» **Goal of the exercise**:
Below are some entries. Output each one exactly as it appears.
==== Input data
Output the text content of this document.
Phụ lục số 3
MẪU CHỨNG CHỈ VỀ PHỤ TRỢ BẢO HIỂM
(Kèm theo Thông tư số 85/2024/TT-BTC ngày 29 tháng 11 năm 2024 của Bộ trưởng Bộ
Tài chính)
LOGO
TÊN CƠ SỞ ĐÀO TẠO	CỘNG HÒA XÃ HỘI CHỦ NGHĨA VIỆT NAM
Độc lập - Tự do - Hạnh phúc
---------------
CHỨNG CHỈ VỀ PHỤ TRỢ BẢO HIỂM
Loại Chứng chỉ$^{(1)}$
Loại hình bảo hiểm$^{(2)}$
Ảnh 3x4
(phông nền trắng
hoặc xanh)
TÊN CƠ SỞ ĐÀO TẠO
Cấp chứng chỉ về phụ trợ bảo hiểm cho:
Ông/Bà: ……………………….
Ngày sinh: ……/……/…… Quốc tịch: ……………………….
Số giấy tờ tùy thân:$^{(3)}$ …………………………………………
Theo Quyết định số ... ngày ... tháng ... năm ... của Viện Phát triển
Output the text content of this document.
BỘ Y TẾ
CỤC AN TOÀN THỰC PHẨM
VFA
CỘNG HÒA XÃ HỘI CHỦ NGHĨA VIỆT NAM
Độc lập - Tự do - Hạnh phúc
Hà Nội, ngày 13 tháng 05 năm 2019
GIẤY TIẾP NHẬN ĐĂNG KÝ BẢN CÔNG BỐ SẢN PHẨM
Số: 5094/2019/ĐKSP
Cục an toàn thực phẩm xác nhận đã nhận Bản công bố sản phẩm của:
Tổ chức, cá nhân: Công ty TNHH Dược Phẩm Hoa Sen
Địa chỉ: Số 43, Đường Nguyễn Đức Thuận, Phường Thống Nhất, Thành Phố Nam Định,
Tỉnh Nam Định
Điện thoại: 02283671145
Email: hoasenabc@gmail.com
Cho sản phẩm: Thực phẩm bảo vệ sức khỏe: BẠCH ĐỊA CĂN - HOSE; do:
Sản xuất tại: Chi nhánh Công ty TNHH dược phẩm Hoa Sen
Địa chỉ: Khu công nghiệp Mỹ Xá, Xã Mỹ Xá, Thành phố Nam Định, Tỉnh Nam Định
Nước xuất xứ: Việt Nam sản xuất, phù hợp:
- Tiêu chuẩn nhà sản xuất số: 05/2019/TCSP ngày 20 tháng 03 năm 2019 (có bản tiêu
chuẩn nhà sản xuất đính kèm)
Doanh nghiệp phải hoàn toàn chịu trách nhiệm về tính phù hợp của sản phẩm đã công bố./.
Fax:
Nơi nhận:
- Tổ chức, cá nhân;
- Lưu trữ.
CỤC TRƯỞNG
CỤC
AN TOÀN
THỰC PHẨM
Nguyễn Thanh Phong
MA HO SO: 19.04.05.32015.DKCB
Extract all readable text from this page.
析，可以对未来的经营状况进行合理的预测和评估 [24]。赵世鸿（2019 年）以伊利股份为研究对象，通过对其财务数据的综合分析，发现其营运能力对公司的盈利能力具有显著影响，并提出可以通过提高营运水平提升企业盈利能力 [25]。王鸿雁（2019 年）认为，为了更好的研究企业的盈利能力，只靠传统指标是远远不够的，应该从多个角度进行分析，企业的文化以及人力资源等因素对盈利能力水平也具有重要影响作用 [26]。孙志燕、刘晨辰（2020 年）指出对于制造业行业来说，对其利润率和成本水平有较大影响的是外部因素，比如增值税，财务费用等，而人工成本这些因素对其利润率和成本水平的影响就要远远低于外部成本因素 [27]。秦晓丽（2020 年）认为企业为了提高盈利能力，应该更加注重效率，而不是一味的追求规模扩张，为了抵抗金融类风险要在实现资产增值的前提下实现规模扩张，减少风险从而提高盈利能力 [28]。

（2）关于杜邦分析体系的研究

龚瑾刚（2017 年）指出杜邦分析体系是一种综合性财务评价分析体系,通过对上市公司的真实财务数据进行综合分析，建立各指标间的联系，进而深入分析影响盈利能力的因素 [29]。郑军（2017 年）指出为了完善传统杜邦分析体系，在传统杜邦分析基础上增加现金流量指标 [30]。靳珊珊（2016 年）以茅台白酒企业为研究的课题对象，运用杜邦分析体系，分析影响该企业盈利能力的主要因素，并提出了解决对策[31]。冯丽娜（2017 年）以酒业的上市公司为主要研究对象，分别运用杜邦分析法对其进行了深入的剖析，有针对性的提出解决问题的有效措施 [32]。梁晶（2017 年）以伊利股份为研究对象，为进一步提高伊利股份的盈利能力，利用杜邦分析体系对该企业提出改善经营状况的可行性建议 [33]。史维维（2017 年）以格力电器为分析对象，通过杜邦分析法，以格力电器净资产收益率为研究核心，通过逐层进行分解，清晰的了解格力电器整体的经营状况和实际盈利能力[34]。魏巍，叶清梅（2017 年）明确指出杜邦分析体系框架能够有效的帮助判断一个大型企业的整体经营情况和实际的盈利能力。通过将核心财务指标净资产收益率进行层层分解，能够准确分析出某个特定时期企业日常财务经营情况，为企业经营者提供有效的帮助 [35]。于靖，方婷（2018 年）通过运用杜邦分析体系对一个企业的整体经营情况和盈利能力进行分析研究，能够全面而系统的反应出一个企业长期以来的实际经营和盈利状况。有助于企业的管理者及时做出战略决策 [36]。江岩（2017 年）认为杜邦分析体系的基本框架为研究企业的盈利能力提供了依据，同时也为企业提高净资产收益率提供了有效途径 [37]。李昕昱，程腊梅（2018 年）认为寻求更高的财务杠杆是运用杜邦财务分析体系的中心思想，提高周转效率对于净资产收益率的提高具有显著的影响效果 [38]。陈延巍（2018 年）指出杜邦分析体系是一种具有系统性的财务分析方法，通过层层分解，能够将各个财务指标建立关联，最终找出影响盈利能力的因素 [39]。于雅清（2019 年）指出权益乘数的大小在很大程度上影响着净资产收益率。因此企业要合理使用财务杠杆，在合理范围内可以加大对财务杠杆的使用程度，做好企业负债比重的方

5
========
» **Response**:
Output the text content of this document.
Phụ lục số 3
MẪU CHỨNG CHỈ VỀ PHỤ TRỢ BẢO HIỂM
(Kèm theo Thông tư số 85/2024/TT-BTC ngày 29 tháng 11 năm 2024 của Bộ trưởng Bộ
Tài chính)
LOGO
TÊN CƠ SỞ ĐÀO TẠO	CỘNG HÒA XÃ HỘI CHỦ NGHĨA VIỆT NAM
Độc lập - Tự do - Hạnh phúc
---------------
CHỨNG CHỈ VỀ PHỤ TRỢ BẢO HIỂM
Loại Chứng chỉ$^{(1)}$
Loại hình bảo hiểm$^{(2)}$
Ảnh 3x4
(phông nền trắng
hoặc xanh)
TÊN CƠ SỞ ĐÀO TẠO
Cấp chứng chỉ về phụ trợ bảo hiểm cho:
Ông/Bà: ……………………….
Ngày sinh: ……/……/…… Quốc tịch: ……………………….
Số giấy tờ tùy thân:$^{(3)}$ …………………………………………
Theo Quyết định số ... ngày ... tháng ... năm ... của Viện Phát triển
Output the text content of this document.
BỘ Y TẾ
CỤC AN TOÀN THỰC PHẨM
VFA
CỘNG HÒA XÃ HỘI CHỦ NGHĨA VIỆT NAM
Độc lập - Tự do - Hạnh phúc
Hà Nội, ngày 13 tháng 05 năm 2019
GIẤY TIẾP NHẬN ĐĂNG KÝ BẢN CÔNG BỐ SẢN PHẨM
Số: 5094/2019/ĐKSP
Cục an toàn thực phẩm xác nhận đã nhận Bản công bố sản phẩm của:
Tổ chức, cá nhân: Công ty TNHH Dược Phẩm Hoa Sen
Địa chỉ: Số 43, Đường Nguyễn Đức Thuận, Phường Thống Nhất, Thành Phố Nam Định,
Tỉnh Nam Định
Điện thoại: 02283671145
Email: hoasenabc@gmail.com
Cho sản phẩm: Thực phẩm bảo vệ sức khỏe: BẠCH ĐỊA CĂN - HOSE; do:
Sản xuất tại: Chi nhánh Công ty TNHH dược phẩm Hoa Sen
Địa chỉ: Khu công nghiệp Mỹ Xá, Xã Mỹ Xá, Thành phố Nam Định, Tỉnh Nam Định
Nước xuất xứ: Việt Nam sản xuất, phù hợp:
- Tiêu chuẩn nhà sản xuất số: 05/2019/TCSP ngày 20 tháng 03 năm 2019 (có bản tiêu
chuẩn nhà sản xuất đính kèm)
Doanh nghiệp phải hoàn toàn chịu trách nhiệm về tính phù hợp của sản phẩm đã công bố./.
Fax:
Nơi nhận:
- Tổ chức, cá nhân;
- Lưu trữ.
CỤC TRƯỞNG
CỤC
AN TOÀN
THỰC PHẨM
Nguyễn Thanh Phong
MA HO SO: 19.04.05.32015.DKCB
Extract all readable text from this page.
析，可以对未来的经营状况进行合理的预测和评估 [24]。赵世鸿（2019 年）以伊利股份为研究对象，通过对其财务数据的综合分析，发现其营运能力对公司的盈利能力具有显著影响，并提出可以通过提高营运水平提升企业盈利能力 [25]。王鸿雁（2019 年）认为，为了更好的研究企业的盈利能力，只靠传统指标是远远不够的，应该从多个角度进行分析，企业的文化以及人力资源等因素对盈利能力水平也具有重要影响作用 [26]。孙志燕、刘晨辰（2020 年）指出对于制造业行业来说，对其利润率和成本水平有较大影响的是外部因素，比如增值税，财务费用等，而人工成本这些因素对其利润率和成本水平的影响就要远远低于外部成本因素 [27]。秦晓丽（2020 年）认为企业为了提高盈利能力，应该更加注重效率，而不是一味的追求规模扩张，为了抵抗金融类风险要在实现资产增值的前提下实现规模扩张，减少风险从而提高盈利能力 [28]。

（2）关于杜邦分析体系的研究

龚瑾刚（2017 年）指出杜邦分析体系是一种综合性财务评价分析体系,通过对上市公司的真实财务数据进行综合分析，建立各指标间的联系，进而深入分析影响盈利能力的因素 [29]。郑军（2017 年）指出为了完善传统杜邦分析体系，在传统杜邦分析基础上增加现金流量指标 [30]。靳珊珊（2016 年）以茅台白酒企业为研究的课题对象，运用杜邦分析体系，分析影响该企业盈利能力的主要因素，并提出了解决对策[31]。冯丽娜（2017 年）以酒业的上市公司为主要研究对象，分别运用杜邦分析法对其进行了深入的剖析，有针对性的提出解决问题的有效措施 [32]。梁晶（2017 年）以伊利股份为研究对象，为进一步提高伊利股份的盈利能力，利用杜邦分析体系对该企业提出改善经营状况的可行性建议 [33]。史维维（2017 年）以格力电器为分析对象，通过杜邦分析法，以格力电器净资产收益率为研究核心，通过逐层进行分解，清晰的了解格力电器整体的经营状况和实际盈利能力[34]。魏巍，叶清梅（2017 年）明确指出杜邦分析体系框架能够有效的帮助判断一个大型企业的整体经营情况和实际的盈利能力。通过将核心财务指标净资产收益率进行层层分解，能够准确分析出某个特定时期企业日常财务经营情况，为企业经营者提供有效的帮助 [35]。于靖，方婷（2018 年）通过运用杜邦分析体系对一个企业的整体经营情况和盈利能力进行分析研究，能够全面而系统的反应出一个企业长期以来的实际经营和盈利状况。有助于企业的管理者及时做出战略决策 [36]。江岩（2017 年）认为杜邦分析体系的基本框架为研究企业的盈利能力提供了依据，同时也为企业提高净资产收益率提供了有效途径 [37]。李昕昱，程腊梅（2018 年）认为寻求更高的财务杠杆是运用杜邦财务分析体系的中心思想，提高周转效率对于净资产收益率的提高具有显著的影响效果 [38]。陈延巍（2018 年）指出杜邦分析体系是一种具有系统性的财务分析方法，通过层层分解，能够将各个财务指标建立关联，最终找出影响盈利能力的因素 [39]。于雅清（2019 年）指出权益乘数的大小在很大程度上影响着净资产收益率。因此企业要合理使用财务杠杆，在合理范围内可以加大对财务杠杆的使用程度，做好企业负债比重的方

5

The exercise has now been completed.